== Quoted passage

The XJS asked Jaguar’s buyers to accept something difficult: that the car replacing the E-Type would not be a sports car at all. Launched in 1975 into the teeth of an oil crisis, with a thirsty V12 and a shape nobody quite knew what to make of, it had every reason to fail. Instead it ran for twenty-one years, outsold the E-Type, and has aged into one of the most appreciated grand tourers of its era.
This is the guide to the XJS in all its forms. For the wider marque story, see the main classic Jaguar guide.

Not an E-Type replacement
The key thing to understand about the XJS is what it was meant to be. When the E-Type ended in 1974, Jaguar did not try to build another sports car. The XJS was conceived as a luxury grand tourer, a fast, refined, long-legged car for covering big distances in comfort, and it was built on a shortened version of the XJ6 saloon’s underpinnings. Its early styling came from Malcolm Sayer, the aerodynamicist behind the E-Type, who died in 1970 before the design was finished; it was completed in-house under Doug Thorpe. The distinctive rear sail panels, the “flying buttresses”, were Sayer’s, an aerodynamic feature rather than a leftover from some abandoned mid-engined plan.
Launched in September 1975, it arrived at the worst possible moment, just as fuel prices spiked, with a 5.3-litre V12 as its only engine. That it survived at all is a tribute to how good it was to drive.

The styling, and the 1991 facelift
The looks divided people from the start. After the E-Type, the long overhangs and the buttresses struck many as heavy and awkward, and the XJS spent years living down its own launch reviews. The turning point was partly time and partly the 1991 facelift, carried out under Ford ownership, which dropped the hyphen from the name and cleaned up the shape: a flush windscreen, a restyled and more rounded tail, and revised rear side windows that made the glass look larger and the buttresses less dominant. The facelifted shell was galvanised, which is one reason later cars survive better. Today the XJS is widely admired, and the late convertibles in particular are genuinely glamorous.

====
== Record extracts

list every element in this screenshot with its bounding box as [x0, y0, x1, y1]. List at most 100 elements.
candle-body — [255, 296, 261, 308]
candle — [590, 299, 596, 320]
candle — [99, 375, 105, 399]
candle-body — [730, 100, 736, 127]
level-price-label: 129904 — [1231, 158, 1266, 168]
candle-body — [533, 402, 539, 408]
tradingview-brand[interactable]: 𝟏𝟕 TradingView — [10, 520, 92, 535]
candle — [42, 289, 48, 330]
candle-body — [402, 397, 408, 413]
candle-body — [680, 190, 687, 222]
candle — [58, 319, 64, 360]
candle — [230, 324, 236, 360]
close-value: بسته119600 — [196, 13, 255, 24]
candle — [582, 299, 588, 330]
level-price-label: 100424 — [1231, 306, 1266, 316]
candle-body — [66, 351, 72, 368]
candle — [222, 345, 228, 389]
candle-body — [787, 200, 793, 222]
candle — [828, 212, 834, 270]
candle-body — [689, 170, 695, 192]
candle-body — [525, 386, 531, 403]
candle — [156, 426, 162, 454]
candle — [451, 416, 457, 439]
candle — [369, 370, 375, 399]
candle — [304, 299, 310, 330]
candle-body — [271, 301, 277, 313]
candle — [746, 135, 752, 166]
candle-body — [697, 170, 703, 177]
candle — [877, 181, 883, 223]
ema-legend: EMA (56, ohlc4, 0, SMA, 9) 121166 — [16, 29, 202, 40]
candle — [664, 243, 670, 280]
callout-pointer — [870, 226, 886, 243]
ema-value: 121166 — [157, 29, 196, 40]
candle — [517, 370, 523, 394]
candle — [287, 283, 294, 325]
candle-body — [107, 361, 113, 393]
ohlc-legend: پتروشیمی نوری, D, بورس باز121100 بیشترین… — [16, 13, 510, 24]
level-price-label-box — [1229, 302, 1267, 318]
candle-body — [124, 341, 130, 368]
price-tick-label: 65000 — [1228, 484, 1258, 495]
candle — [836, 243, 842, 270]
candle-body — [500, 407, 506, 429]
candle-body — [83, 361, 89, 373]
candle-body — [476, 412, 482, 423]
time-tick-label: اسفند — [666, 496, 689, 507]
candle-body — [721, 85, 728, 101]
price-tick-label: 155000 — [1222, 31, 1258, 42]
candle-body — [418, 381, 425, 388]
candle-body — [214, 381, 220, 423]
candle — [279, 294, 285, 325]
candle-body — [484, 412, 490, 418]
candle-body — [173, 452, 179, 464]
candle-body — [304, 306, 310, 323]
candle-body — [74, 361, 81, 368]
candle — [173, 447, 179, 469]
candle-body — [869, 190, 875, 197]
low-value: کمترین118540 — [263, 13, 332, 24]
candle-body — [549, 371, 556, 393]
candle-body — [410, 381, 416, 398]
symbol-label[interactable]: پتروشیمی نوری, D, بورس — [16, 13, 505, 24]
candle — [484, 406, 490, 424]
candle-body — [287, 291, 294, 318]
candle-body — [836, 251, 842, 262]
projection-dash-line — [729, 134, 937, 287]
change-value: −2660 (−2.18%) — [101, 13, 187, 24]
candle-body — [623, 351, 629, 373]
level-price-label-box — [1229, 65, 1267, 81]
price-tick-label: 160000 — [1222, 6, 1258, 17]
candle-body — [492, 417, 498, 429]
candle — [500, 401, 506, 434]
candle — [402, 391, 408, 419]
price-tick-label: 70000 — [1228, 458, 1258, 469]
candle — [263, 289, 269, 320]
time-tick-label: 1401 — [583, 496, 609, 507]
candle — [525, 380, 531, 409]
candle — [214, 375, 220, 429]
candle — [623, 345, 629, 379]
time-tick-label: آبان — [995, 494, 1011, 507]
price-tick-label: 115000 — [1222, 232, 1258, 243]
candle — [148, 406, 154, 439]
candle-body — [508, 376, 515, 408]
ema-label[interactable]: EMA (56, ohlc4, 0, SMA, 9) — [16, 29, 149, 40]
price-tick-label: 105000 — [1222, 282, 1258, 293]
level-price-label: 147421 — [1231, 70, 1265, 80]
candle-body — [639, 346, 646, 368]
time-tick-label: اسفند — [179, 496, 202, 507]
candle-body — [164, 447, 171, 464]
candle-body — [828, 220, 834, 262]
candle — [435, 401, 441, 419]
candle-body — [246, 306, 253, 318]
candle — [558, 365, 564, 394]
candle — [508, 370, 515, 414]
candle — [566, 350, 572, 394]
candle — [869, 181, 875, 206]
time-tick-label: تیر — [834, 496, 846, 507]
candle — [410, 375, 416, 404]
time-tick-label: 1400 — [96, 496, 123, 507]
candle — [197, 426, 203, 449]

====

▶ [What to work on]
Reproduce the Jaguar XJS guide word for word, from its first sentence to its last. The items have no connection to the Jaguar XJS guide.

▶ [Completed exercise]
The XJS asked Jaguar’s buyers to accept something difficult: that the car replacing the E-Type would not be a sports car at all. Launched in 1975 into the teeth of an oil crisis, with a thirsty V12 and a shape nobody quite knew what to make of, it had every reason to fail. Instead it ran for twenty-one years, outsold the E-Type, and has aged into one of the most appreciated grand tourers of its era.
This is the guide to the XJS in all its forms. For the wider marque story, see the main classic Jaguar guide.

Not an E-Type replacement
The key thing to understand about the XJS is what it was meant to be. When the E-Type ended in 1974, Jaguar did not try to build another sports car. The XJS was conceived as a luxury grand tourer, a fast, refined, long-legged car for covering big distances in comfort, and it was built on a shortened version of the XJ6 saloon’s underpinnings. Its early styling came from Malcolm Sayer, the aerodynamicist behind the E-Type, who died in 1970 before the design was finished; it was completed in-house under Doug Thorpe. The distinctive rear sail panels, the “flying buttresses”, were Sayer’s, an aerodynamic feature rather than a leftover from some abandoned mid-engined plan.
Launched in September 1975, it arrived at the worst possible moment, just as fuel prices spiked, with a 5.3-litre V12 as its only engine. That it survived at all is a tribute to how good it was to drive.

The styling, and the 1991 facelift
The looks divided people from the start. After the E-Type, the long overhangs and the buttresses struck many as heavy and awkward, and the XJS spent years living down its own launch reviews. The turning point was partly time and partly the 1991 facelift, carried out under Ford ownership, which dropped the hyphen from the name and cleaned up the shape: a flush windscreen, a restyled and more rounded tail, and revised rear side windows that made the glass look larger and the buttresses less dominant. The facelifted shell was galvanised, which is one reason later cars survive better. Today the XJS is widely admired, and the late convertibles in particular are genuinely glamorous.